◆ **Prompt**
Which lines below hold the word "autonómicas"? Copy all of them.

◆ **Exercise input**
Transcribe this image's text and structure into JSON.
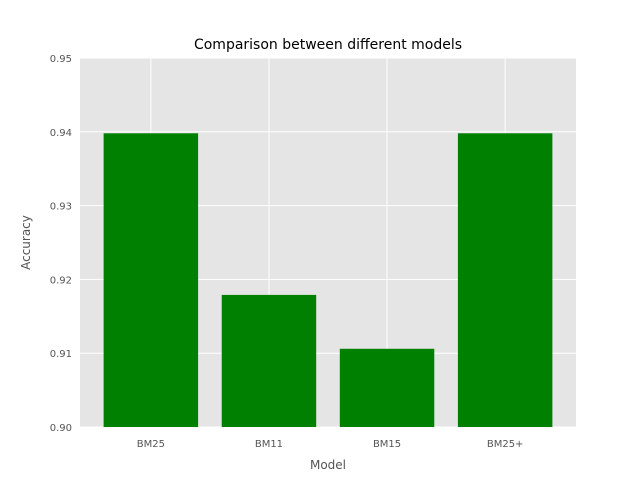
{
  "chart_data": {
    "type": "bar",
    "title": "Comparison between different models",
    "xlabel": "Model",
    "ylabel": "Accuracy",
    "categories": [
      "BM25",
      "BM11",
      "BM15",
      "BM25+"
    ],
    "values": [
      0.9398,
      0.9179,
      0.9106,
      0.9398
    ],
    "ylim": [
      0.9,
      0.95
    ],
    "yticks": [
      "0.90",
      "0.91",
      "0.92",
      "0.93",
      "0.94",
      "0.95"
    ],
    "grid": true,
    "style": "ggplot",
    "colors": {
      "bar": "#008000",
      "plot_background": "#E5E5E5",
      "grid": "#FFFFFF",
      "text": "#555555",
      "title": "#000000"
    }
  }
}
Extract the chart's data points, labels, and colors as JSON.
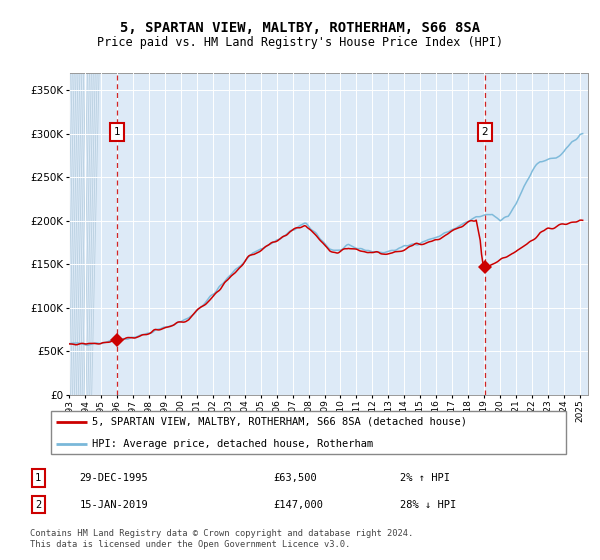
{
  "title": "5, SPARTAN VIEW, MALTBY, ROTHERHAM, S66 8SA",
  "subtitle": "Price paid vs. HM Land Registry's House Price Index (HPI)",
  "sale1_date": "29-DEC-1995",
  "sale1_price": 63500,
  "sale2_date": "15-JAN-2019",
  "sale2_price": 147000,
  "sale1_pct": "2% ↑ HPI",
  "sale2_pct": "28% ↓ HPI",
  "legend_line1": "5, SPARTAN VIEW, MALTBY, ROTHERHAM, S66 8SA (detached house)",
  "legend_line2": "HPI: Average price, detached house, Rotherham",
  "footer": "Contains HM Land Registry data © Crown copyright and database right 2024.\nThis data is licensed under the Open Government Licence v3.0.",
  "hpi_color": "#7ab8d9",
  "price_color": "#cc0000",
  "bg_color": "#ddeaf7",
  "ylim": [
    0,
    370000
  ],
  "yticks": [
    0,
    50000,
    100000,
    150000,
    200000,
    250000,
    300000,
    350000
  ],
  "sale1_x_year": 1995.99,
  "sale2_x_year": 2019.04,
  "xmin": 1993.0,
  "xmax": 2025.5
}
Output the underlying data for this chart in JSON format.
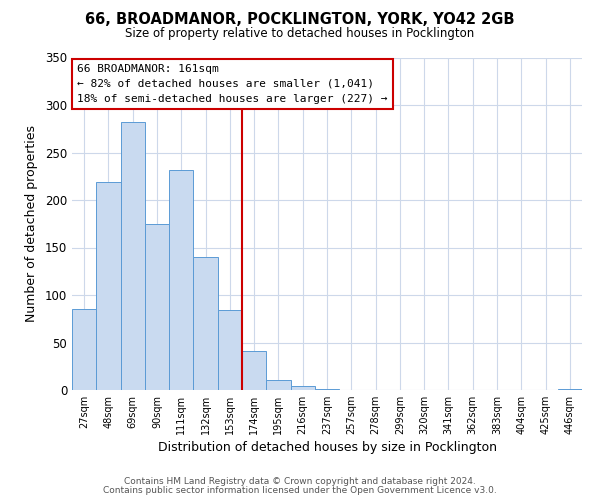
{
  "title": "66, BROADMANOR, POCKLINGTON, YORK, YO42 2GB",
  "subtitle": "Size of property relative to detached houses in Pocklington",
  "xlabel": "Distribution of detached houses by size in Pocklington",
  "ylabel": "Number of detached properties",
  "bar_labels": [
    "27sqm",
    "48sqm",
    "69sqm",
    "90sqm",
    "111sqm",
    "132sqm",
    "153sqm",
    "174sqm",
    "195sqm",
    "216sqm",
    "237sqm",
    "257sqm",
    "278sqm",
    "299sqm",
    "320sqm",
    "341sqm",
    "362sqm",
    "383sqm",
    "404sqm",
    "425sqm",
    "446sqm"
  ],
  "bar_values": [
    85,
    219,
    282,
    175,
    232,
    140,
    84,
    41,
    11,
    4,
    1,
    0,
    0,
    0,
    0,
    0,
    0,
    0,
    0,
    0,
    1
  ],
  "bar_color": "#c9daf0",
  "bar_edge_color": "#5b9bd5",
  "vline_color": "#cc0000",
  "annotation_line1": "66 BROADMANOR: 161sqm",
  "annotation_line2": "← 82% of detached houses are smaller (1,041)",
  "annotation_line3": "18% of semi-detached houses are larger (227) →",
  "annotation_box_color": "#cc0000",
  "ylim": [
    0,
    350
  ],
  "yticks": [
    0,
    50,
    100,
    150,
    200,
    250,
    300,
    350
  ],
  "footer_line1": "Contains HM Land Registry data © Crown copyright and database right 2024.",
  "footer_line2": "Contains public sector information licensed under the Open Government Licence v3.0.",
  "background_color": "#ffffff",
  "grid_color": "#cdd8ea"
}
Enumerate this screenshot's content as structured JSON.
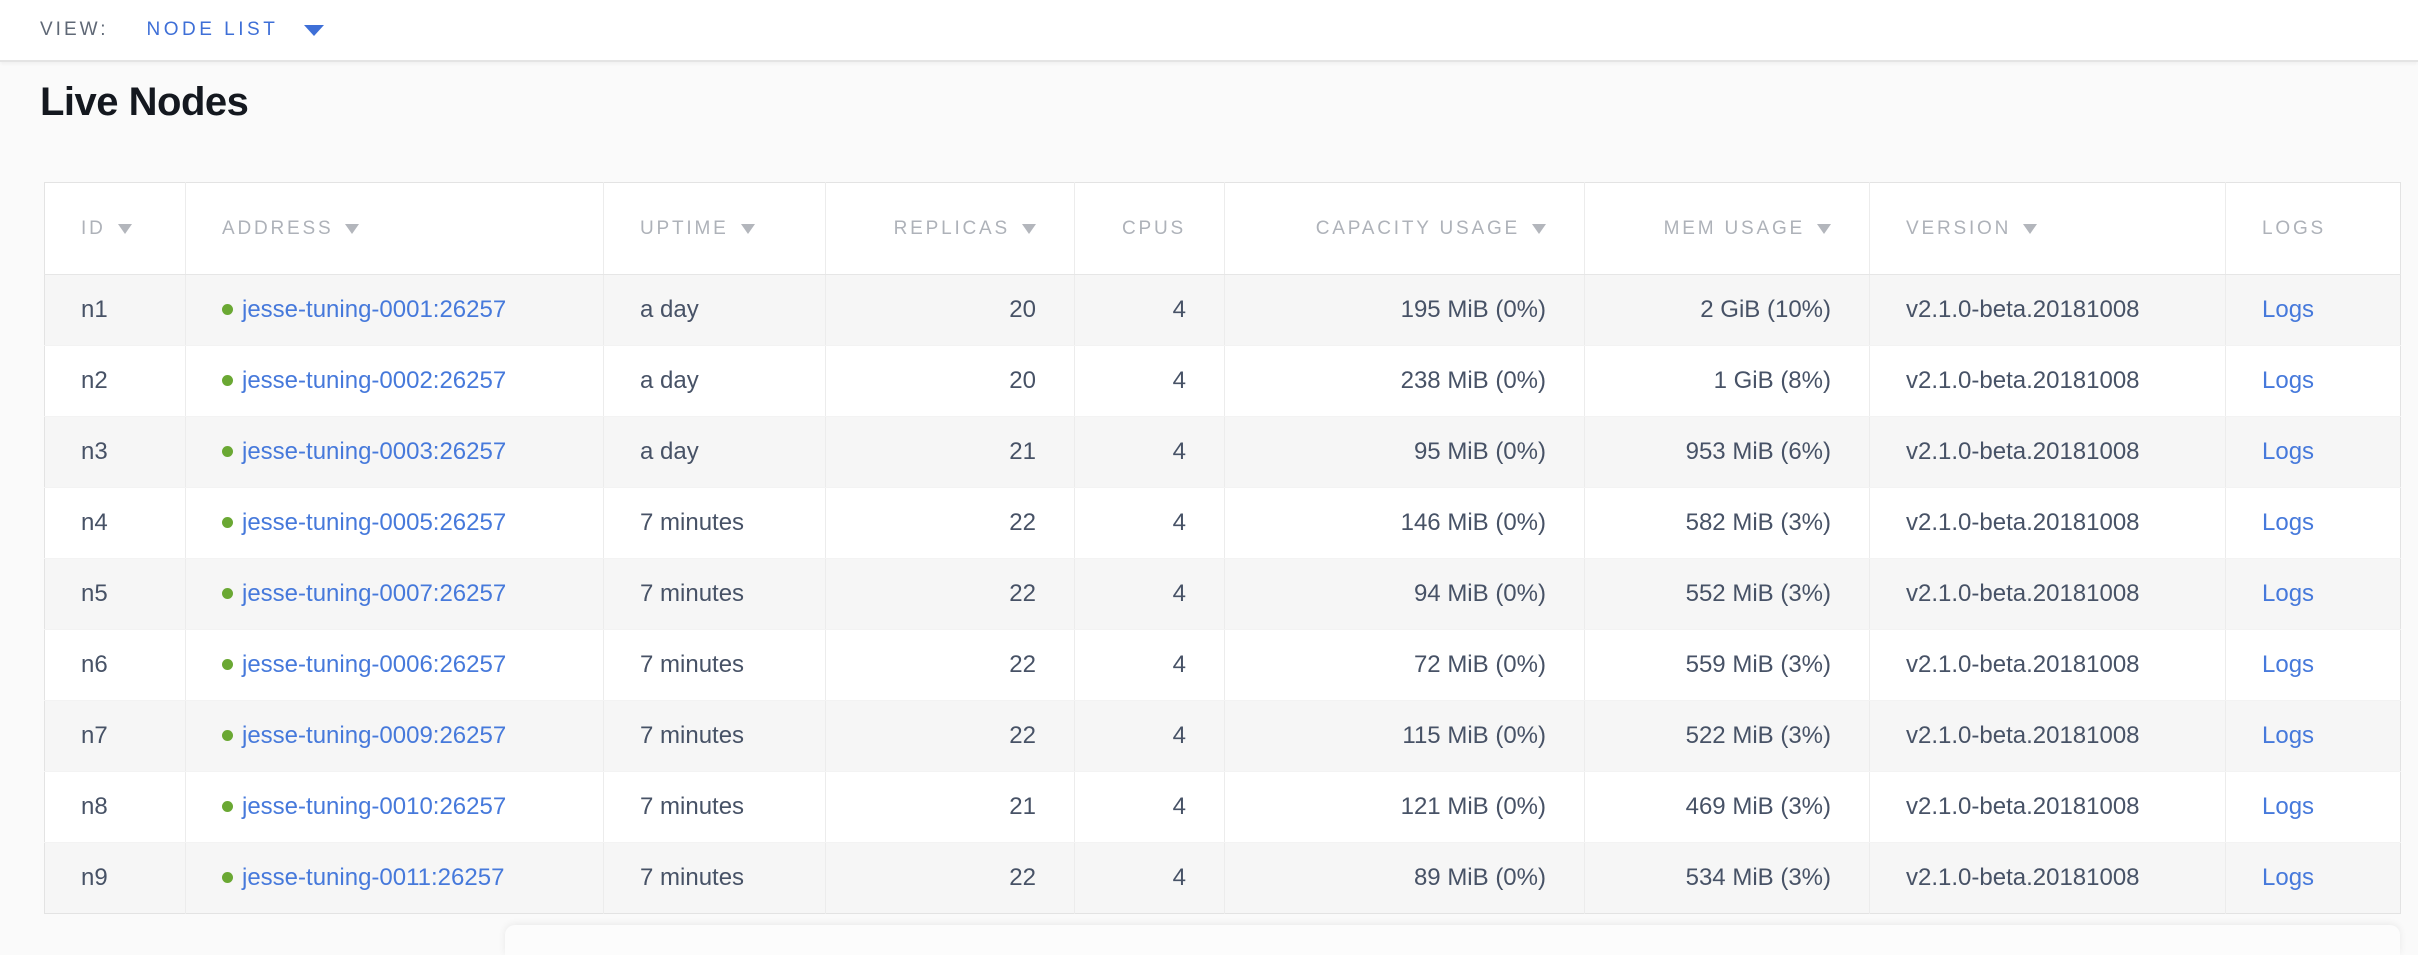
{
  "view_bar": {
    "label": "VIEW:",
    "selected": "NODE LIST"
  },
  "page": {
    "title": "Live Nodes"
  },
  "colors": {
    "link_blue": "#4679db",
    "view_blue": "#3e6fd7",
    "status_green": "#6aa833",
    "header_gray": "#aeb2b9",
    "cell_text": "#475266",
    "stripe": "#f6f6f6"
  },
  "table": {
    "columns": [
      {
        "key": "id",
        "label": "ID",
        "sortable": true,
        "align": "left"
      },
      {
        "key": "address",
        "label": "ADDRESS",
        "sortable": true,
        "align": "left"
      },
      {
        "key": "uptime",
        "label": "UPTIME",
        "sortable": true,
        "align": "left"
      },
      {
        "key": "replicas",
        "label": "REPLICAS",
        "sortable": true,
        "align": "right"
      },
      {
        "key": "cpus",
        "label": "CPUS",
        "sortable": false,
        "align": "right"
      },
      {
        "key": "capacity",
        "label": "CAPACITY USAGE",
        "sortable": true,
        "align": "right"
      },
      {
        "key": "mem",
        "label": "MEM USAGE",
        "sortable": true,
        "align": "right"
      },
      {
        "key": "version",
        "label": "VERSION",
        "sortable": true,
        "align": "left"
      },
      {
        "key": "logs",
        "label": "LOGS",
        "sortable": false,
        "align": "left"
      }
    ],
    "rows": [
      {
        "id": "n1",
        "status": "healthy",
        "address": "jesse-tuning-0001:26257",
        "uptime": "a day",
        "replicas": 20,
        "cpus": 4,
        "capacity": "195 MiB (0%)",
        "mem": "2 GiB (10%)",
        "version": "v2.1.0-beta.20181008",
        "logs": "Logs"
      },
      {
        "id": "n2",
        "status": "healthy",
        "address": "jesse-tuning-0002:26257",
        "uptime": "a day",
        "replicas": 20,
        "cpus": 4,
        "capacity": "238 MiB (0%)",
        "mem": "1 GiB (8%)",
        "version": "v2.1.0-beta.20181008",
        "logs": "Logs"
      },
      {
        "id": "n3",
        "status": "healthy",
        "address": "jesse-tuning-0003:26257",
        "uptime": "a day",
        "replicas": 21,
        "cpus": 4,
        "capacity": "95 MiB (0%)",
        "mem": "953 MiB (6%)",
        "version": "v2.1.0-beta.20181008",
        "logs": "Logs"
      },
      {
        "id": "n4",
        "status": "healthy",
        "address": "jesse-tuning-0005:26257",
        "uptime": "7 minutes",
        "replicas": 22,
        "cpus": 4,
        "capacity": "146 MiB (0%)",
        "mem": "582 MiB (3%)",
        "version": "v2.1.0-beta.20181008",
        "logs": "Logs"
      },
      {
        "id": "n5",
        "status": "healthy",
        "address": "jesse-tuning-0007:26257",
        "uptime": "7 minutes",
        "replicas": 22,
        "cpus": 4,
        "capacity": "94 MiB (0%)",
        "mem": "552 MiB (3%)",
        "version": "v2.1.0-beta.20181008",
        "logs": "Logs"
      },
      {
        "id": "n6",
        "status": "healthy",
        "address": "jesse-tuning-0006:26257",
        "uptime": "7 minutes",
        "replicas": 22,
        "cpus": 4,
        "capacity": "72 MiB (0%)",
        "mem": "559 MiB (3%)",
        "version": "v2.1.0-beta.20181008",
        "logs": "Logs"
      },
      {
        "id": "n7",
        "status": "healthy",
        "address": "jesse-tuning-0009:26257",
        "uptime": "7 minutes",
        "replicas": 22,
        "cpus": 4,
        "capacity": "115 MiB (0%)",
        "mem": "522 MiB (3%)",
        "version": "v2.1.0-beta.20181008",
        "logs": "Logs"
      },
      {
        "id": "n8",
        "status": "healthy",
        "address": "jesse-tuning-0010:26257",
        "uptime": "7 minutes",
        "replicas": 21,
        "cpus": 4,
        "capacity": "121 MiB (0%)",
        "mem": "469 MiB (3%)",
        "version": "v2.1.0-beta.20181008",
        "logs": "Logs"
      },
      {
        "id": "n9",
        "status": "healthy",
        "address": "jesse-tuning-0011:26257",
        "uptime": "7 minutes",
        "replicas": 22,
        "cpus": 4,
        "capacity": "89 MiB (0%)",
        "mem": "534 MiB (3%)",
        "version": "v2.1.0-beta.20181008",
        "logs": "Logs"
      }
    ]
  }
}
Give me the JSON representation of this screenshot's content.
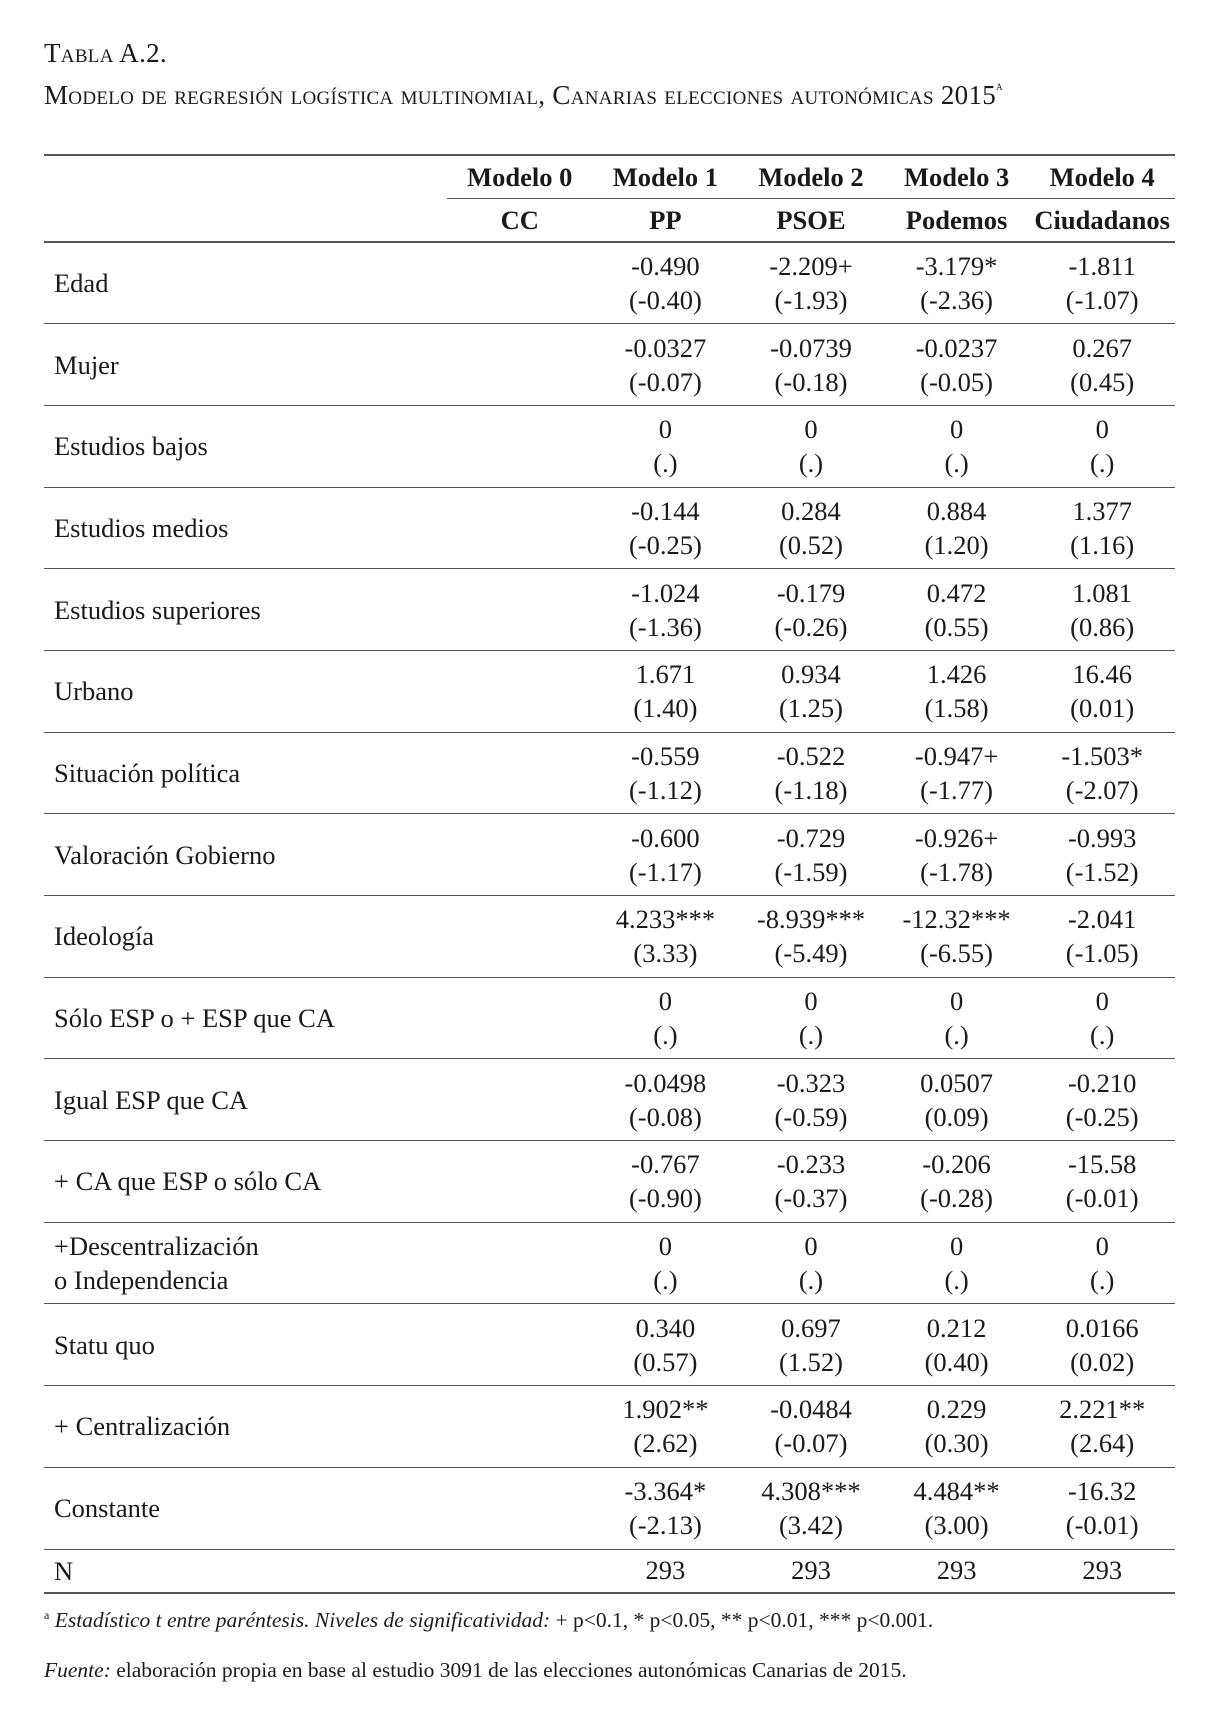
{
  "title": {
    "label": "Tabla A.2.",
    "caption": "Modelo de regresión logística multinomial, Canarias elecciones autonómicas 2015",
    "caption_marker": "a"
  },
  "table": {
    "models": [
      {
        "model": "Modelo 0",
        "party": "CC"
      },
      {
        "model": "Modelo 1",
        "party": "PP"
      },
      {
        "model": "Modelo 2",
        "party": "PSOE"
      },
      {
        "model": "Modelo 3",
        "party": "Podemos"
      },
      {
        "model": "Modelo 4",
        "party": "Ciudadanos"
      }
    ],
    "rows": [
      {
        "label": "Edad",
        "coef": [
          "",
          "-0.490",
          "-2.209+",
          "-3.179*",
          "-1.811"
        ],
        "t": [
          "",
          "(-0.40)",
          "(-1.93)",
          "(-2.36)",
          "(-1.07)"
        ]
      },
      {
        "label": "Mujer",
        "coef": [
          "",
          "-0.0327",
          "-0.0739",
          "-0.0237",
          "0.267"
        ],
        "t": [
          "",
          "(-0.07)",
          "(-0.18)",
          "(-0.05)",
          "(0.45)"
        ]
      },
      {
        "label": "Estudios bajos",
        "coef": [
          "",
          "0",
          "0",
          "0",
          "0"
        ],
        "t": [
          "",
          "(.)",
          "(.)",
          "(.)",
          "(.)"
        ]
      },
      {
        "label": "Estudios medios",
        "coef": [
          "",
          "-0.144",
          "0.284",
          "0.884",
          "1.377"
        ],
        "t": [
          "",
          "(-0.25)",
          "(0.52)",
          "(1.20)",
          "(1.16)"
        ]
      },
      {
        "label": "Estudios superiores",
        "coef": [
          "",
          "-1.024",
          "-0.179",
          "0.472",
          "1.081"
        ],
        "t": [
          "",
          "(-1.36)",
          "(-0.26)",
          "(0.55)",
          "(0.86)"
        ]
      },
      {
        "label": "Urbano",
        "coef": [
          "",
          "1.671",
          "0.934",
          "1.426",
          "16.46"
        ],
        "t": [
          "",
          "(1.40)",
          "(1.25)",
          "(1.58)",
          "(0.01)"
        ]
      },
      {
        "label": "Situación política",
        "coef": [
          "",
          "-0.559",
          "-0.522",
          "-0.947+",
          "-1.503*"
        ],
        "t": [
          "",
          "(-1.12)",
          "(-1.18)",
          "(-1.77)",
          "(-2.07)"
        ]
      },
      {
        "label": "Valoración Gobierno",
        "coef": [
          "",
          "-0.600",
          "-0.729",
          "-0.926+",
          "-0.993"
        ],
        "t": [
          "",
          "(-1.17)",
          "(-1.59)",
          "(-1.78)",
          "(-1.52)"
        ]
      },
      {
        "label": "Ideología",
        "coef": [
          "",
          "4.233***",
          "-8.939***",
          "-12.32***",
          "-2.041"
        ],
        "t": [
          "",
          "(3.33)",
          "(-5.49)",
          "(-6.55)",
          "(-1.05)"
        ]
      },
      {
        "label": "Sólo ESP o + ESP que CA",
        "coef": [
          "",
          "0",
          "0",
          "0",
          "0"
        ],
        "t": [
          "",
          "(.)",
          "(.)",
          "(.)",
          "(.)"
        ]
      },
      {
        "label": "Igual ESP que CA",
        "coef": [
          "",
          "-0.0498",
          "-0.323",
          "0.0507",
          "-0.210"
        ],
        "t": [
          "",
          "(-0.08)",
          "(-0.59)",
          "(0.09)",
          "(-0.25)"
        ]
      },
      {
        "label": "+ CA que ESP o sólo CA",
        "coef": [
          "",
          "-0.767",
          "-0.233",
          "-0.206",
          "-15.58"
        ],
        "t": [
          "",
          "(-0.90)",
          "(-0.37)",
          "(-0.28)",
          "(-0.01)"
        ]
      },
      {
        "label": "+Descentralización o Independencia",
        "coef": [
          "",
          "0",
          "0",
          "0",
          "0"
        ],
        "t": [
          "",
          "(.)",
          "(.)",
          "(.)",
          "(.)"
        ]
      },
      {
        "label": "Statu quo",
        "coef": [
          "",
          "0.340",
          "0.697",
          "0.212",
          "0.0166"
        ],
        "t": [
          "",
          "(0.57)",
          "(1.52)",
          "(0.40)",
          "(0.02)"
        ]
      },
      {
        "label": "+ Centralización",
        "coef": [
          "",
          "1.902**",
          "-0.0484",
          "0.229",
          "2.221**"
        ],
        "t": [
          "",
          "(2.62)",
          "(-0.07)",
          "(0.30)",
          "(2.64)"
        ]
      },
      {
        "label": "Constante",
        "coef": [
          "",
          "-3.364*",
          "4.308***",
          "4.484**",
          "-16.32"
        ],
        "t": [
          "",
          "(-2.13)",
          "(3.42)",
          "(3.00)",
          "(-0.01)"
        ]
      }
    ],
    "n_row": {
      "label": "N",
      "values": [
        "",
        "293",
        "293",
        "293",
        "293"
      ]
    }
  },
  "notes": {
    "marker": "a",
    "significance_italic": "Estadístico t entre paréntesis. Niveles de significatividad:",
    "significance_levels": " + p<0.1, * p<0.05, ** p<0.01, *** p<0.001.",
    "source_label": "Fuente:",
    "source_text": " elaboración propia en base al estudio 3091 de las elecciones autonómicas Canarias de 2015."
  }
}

◆ **Finished exercise**
    "caption": "Modelo de regresión logística multinomial, Canarias elecciones autonómicas 2015",
    "source_text": " elaboración propia en base al estudio 3091 de las elecciones autonómicas Canarias de 2015."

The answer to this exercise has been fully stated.